Task objective: Copy the material word for word from its first line through the line that contains "logo-icon bbox=[23, 15, 35, 27]", including both ends. Omit the pictures.
==== Material provided ====
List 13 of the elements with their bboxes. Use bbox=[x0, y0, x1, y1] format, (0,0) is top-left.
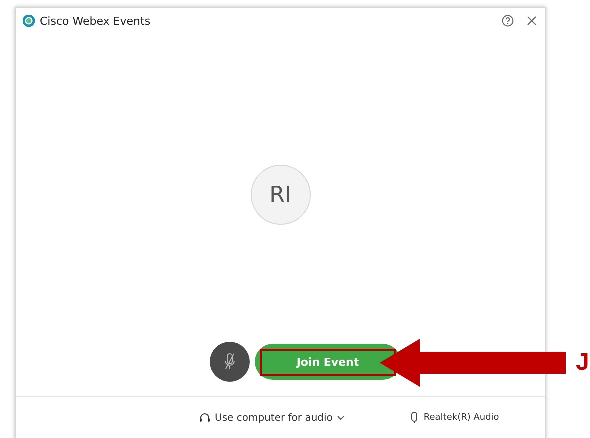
help-icon[interactable] bbox=[502, 15, 514, 27]
headset-icon bbox=[199, 412, 211, 424]
avatar: RI bbox=[250, 165, 310, 225]
audio-dropdown[interactable]: Use computer for audio bbox=[199, 412, 345, 424]
logo-icon bbox=[23, 15, 35, 27]
close-icon[interactable] bbox=[527, 16, 537, 26]
annotation-letter: J bbox=[576, 349, 590, 377]
muted-microphone-icon bbox=[223, 353, 237, 371]
chevron-down-icon bbox=[336, 415, 345, 421]
window-title: Cisco Webex Events bbox=[40, 14, 152, 28]
microphone-icon bbox=[410, 412, 418, 424]
microphone-label: Realtek(R) Audio bbox=[424, 413, 500, 423]
mute-button[interactable] bbox=[210, 342, 250, 382]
====
Exercise solution:
List 13 of the elements with their bboxes. Use bbox=[x0, y0, x1, y1] format, (0,0) is top-left.
help-icon[interactable] bbox=[502, 15, 514, 27]
headset-icon bbox=[199, 412, 211, 424]
avatar: RI bbox=[250, 165, 310, 225]
audio-dropdown[interactable]: Use computer for audio bbox=[199, 412, 345, 424]
logo-icon bbox=[23, 15, 35, 27]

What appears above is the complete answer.